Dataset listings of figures

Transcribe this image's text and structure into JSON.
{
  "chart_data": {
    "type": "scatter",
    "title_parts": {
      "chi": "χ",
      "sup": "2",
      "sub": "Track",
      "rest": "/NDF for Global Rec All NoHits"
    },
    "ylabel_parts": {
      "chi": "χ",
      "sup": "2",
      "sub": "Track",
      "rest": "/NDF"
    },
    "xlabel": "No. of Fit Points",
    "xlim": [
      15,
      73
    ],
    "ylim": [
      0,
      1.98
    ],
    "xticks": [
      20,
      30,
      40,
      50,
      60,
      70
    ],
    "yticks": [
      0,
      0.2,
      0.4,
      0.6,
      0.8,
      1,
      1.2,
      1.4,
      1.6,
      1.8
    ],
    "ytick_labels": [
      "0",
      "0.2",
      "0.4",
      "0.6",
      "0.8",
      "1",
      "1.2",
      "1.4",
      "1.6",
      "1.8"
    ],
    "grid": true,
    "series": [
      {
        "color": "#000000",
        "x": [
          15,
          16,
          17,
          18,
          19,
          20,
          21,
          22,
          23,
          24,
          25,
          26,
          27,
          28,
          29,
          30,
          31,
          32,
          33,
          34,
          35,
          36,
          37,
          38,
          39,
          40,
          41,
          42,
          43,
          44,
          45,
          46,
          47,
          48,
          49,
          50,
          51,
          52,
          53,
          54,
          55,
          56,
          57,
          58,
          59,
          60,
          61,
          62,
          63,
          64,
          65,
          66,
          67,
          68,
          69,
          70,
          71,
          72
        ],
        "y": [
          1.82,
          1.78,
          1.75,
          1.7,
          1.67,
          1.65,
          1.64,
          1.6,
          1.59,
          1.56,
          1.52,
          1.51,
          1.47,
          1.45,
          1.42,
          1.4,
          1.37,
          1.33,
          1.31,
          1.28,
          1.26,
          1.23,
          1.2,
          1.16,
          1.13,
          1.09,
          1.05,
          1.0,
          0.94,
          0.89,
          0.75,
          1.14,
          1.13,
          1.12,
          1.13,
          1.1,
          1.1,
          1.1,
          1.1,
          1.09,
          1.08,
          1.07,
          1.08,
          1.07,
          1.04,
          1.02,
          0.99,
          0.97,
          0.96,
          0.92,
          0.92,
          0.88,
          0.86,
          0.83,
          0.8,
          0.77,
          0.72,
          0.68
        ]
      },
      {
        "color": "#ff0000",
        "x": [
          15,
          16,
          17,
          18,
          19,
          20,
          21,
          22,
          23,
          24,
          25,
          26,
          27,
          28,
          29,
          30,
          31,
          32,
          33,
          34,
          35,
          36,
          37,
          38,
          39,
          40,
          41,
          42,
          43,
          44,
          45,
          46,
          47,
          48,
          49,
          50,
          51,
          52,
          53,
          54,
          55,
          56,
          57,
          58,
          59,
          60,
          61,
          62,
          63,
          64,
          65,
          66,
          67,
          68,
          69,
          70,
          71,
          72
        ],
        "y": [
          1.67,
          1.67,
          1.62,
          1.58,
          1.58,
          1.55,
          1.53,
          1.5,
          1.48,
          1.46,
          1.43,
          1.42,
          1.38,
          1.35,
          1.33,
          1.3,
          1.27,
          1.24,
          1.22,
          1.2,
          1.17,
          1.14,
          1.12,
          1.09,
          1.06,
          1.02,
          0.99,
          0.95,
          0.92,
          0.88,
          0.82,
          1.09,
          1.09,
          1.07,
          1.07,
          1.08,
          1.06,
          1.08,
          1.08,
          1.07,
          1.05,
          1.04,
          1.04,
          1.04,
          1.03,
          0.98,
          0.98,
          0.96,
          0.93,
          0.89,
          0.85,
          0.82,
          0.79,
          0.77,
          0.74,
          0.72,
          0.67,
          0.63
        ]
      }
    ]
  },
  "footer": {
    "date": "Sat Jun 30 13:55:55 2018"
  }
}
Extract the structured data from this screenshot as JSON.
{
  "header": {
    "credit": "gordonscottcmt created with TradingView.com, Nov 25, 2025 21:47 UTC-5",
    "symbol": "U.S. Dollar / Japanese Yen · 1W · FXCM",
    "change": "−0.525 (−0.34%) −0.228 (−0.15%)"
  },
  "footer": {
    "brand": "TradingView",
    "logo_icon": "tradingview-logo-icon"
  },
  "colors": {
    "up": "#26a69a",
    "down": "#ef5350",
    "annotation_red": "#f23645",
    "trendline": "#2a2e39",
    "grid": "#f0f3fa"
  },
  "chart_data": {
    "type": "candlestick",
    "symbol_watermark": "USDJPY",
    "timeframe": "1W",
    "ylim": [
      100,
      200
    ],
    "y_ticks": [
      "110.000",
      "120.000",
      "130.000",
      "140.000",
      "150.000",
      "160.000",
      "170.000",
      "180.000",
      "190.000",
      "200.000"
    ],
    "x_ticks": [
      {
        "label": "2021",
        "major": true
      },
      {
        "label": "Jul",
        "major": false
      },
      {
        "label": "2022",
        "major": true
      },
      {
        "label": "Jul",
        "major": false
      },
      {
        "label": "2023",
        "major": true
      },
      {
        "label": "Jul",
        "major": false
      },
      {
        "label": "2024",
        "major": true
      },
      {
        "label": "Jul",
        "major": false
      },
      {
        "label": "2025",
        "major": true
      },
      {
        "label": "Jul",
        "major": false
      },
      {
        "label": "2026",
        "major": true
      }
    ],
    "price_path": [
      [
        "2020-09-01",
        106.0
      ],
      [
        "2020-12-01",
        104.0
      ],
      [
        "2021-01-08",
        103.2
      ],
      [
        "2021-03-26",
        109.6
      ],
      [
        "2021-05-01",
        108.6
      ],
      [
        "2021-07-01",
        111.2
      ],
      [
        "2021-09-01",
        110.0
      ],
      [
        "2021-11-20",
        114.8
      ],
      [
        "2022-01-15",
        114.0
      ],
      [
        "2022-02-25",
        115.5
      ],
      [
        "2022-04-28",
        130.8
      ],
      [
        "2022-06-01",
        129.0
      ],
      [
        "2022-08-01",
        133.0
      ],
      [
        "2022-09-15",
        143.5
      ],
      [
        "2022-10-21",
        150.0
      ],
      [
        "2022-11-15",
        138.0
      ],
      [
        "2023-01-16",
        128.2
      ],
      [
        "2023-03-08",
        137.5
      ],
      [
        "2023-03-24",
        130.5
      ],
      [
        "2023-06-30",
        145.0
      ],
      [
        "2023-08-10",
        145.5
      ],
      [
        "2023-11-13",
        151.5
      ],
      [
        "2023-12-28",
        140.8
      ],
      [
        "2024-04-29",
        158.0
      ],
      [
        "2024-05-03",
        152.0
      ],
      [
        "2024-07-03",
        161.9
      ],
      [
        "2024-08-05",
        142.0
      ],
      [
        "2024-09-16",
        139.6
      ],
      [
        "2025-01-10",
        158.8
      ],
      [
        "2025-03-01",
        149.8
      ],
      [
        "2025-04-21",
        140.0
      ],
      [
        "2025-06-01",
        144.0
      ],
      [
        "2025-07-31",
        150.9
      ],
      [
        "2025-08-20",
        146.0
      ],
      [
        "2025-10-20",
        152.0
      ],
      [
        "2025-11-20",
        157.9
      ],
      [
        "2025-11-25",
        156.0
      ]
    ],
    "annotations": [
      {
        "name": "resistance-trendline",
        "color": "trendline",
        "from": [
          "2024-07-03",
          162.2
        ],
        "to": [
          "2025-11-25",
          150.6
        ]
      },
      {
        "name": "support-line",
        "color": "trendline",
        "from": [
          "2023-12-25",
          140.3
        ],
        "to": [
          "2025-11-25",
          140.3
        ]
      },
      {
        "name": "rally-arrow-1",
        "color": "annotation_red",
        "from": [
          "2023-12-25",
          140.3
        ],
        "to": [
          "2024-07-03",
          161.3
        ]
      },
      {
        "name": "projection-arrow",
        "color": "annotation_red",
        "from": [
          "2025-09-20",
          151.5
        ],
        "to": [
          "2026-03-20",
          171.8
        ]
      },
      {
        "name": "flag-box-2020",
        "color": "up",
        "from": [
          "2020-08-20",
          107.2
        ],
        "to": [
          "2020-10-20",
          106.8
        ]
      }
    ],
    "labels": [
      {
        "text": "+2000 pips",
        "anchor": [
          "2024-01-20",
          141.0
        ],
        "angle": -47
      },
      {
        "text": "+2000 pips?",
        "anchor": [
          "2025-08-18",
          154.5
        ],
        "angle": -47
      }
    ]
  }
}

## [YOUR TASK]
Lines containing the word "rest" must all be returned from the material above.

## [THE COMPLETED TASK]
      "rest": "/NDF for Global Rec All NoHits"
      "rest": "/NDF"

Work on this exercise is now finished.